### [Goal]
Select every line holding the word "Niveaux" and copy it.
-- start Entries provided --
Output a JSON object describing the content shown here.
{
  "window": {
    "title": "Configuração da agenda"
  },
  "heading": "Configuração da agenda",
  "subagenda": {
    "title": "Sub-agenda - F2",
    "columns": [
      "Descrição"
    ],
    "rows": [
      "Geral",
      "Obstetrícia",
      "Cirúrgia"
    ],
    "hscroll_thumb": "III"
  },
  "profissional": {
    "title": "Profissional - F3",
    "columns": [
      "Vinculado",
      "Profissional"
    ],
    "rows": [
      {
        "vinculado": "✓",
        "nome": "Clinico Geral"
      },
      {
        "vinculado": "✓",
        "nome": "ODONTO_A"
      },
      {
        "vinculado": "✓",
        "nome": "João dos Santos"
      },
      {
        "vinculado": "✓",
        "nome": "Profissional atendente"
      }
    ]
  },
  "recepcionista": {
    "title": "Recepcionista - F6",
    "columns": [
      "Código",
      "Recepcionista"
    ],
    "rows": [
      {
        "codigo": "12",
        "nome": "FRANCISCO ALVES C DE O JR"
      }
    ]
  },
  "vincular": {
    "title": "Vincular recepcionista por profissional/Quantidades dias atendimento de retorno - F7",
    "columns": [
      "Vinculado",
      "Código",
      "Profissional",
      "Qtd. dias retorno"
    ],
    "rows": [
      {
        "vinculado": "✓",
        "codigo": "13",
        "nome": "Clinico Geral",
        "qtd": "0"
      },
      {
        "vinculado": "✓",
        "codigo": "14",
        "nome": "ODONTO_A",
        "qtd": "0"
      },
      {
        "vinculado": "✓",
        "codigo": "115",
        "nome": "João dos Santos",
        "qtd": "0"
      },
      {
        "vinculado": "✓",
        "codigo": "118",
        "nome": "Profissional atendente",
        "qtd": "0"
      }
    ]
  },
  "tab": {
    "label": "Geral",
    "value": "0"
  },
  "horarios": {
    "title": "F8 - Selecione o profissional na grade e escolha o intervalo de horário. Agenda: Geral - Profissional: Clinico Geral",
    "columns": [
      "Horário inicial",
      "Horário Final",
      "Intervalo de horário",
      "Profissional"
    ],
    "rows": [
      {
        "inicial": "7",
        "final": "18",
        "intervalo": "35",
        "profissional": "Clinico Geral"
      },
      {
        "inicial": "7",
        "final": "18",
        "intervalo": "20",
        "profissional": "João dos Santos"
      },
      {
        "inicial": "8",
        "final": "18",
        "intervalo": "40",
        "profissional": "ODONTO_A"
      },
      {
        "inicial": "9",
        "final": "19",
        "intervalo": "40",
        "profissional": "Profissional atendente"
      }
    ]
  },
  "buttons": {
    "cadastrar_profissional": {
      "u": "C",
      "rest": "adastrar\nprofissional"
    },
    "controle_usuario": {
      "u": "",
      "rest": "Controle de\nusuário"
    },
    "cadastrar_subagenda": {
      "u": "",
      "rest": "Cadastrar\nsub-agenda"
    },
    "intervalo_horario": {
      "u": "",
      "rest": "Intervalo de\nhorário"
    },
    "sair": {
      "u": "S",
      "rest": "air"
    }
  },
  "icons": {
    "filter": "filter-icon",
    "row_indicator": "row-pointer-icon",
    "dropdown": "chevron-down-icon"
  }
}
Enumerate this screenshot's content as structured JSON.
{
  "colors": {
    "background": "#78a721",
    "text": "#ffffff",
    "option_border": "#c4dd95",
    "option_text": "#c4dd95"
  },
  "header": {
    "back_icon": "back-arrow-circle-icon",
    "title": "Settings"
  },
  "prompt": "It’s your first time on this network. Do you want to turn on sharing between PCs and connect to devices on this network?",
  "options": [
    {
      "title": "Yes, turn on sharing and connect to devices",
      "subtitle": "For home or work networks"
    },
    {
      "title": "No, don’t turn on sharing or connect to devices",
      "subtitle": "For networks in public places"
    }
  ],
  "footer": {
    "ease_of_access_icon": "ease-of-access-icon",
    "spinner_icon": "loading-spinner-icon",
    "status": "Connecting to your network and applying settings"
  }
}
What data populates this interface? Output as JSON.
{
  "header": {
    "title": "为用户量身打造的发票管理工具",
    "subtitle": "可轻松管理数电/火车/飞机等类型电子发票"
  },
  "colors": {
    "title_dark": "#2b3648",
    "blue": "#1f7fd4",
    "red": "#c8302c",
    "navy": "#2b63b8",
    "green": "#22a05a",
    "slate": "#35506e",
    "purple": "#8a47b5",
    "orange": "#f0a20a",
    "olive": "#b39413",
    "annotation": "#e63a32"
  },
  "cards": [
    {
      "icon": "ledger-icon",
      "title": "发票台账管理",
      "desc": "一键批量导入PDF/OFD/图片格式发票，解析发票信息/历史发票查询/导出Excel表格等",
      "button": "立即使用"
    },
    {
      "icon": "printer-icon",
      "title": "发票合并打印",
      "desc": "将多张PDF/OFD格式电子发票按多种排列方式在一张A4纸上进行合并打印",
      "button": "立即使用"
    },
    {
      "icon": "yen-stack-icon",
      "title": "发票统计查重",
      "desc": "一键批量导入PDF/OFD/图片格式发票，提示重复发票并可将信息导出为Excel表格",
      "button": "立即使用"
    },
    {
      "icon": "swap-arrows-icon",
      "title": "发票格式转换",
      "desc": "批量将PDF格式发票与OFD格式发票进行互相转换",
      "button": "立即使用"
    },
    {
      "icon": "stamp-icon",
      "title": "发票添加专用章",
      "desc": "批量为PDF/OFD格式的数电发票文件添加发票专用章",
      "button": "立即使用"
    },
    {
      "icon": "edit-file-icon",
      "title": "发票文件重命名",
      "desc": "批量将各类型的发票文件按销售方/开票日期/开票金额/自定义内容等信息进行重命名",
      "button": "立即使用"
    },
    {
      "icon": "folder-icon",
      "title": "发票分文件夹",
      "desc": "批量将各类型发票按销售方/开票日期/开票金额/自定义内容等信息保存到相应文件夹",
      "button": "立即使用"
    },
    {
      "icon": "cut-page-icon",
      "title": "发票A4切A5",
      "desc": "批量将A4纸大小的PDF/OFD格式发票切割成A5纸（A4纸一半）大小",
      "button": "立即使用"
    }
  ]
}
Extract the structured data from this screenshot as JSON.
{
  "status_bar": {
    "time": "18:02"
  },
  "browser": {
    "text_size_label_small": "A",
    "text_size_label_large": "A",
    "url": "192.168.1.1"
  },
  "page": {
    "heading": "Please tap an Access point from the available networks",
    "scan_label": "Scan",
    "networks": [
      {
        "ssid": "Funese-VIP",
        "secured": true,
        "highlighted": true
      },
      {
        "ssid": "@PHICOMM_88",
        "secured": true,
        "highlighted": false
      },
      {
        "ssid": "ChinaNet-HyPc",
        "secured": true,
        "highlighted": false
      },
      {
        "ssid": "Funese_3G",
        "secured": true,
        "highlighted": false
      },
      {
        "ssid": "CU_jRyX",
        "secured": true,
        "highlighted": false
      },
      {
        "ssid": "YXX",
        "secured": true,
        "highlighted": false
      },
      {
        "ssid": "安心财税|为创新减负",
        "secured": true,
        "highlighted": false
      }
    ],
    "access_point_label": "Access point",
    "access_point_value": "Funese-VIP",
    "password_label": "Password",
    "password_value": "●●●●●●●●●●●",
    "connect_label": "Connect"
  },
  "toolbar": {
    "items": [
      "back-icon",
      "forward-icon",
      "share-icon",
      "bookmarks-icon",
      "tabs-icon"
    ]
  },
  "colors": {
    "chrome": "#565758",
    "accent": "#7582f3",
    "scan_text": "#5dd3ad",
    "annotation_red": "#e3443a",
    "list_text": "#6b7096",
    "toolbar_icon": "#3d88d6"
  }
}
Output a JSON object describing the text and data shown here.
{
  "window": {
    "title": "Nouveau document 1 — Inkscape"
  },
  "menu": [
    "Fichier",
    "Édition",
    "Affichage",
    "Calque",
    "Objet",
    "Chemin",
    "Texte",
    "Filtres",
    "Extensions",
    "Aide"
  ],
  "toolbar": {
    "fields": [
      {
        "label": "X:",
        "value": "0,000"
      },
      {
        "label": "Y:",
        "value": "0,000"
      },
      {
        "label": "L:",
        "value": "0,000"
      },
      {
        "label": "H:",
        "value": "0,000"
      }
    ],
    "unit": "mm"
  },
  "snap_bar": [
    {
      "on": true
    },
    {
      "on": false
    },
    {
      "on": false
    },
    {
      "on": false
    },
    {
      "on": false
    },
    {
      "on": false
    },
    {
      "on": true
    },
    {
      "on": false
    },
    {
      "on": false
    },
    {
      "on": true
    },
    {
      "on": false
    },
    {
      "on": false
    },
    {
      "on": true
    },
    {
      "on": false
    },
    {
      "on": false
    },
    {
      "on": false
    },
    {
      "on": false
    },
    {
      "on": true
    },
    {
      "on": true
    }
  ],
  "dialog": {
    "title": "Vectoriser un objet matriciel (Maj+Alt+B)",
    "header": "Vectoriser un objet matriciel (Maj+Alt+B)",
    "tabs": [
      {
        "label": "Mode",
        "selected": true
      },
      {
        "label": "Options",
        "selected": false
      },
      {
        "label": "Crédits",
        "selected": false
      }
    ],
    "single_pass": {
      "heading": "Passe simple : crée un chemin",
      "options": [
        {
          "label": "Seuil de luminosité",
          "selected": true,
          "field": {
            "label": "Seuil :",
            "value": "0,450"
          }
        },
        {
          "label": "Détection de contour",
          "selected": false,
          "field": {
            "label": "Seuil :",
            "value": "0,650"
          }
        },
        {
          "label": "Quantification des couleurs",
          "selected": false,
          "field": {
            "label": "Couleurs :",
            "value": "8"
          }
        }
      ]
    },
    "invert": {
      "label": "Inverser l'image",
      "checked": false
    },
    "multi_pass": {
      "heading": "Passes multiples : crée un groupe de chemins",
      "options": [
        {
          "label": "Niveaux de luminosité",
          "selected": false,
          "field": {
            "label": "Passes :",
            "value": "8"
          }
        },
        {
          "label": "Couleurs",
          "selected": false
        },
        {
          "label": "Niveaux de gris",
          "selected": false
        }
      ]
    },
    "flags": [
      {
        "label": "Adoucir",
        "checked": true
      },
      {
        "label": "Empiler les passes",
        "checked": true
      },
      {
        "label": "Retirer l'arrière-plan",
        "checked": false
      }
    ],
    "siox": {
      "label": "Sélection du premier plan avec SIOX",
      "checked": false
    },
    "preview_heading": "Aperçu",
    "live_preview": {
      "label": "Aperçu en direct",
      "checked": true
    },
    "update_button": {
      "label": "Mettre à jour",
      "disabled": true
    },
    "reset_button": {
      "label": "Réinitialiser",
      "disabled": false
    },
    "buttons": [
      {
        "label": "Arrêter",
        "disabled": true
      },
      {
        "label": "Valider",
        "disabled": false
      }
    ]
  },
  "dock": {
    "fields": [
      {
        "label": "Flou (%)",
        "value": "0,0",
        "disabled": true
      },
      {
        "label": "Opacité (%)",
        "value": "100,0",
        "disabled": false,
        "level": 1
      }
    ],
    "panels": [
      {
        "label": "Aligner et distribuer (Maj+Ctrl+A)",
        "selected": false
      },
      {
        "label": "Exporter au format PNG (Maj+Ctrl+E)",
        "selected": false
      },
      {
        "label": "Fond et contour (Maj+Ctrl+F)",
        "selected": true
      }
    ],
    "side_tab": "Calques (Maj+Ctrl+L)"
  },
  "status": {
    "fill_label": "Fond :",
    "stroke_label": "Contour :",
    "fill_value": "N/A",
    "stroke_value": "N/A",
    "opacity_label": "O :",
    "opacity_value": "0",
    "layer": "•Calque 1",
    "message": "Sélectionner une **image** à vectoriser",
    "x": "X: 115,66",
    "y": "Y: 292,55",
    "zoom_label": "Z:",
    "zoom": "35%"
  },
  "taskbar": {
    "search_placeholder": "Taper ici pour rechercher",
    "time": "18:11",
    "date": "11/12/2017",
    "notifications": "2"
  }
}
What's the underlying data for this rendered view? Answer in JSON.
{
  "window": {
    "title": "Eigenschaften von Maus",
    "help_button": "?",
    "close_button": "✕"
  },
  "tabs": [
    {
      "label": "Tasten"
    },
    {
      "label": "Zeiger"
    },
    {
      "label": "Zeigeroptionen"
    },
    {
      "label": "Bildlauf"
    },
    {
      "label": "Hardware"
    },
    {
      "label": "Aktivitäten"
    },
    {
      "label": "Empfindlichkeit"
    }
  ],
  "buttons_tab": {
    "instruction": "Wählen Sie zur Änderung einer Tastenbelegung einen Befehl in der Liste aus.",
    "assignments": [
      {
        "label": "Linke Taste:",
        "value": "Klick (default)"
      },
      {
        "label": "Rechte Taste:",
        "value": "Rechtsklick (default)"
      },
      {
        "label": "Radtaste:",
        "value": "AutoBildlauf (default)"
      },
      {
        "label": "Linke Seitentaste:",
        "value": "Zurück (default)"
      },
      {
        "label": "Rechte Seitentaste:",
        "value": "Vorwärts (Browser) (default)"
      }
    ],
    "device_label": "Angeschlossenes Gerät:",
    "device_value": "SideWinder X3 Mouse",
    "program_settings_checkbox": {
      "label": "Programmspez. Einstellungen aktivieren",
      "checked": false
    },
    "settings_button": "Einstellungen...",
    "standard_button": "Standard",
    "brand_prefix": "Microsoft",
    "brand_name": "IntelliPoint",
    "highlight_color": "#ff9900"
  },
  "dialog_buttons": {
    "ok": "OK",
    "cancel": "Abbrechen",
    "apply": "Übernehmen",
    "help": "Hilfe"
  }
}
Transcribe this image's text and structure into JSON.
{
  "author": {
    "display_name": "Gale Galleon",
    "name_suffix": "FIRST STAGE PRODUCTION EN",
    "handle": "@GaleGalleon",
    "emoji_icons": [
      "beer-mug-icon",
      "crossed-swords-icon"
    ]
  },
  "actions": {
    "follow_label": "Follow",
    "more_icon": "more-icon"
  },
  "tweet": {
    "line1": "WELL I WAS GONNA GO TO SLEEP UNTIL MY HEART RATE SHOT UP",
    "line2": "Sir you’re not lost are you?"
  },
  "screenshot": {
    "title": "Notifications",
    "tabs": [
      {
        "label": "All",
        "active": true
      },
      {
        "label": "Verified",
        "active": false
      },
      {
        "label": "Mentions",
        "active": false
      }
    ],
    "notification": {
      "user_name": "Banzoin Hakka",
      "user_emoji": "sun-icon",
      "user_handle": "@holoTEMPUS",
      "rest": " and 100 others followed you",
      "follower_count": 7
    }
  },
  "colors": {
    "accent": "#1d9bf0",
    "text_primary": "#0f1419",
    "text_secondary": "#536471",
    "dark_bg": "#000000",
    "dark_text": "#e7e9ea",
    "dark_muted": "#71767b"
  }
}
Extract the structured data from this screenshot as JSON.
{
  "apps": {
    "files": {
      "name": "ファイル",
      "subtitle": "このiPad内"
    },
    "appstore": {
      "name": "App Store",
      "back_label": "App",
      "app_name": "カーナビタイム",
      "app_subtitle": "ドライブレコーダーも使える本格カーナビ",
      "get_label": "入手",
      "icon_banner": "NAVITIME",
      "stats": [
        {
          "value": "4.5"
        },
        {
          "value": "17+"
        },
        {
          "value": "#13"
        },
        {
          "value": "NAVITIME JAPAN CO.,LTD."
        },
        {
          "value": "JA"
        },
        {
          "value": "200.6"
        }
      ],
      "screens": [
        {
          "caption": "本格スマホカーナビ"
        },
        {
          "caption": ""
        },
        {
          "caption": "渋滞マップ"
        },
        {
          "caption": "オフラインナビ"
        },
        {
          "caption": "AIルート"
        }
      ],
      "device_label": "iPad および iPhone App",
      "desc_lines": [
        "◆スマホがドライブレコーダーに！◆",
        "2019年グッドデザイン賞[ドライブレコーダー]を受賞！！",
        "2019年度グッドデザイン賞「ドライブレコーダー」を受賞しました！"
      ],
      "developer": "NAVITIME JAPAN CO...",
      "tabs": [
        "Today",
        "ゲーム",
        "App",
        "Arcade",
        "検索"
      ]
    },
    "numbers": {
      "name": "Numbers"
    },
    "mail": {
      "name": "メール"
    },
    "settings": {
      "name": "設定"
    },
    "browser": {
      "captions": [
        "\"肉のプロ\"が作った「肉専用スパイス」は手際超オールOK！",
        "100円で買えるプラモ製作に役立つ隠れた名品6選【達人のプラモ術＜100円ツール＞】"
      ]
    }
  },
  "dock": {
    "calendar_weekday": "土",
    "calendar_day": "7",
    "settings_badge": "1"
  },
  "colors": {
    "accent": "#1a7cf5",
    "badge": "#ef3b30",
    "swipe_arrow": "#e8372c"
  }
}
-- end Entries provided --
### [Full response]
          "label": "Niveaux de luminosité",
          "label": "Niveaux de gris",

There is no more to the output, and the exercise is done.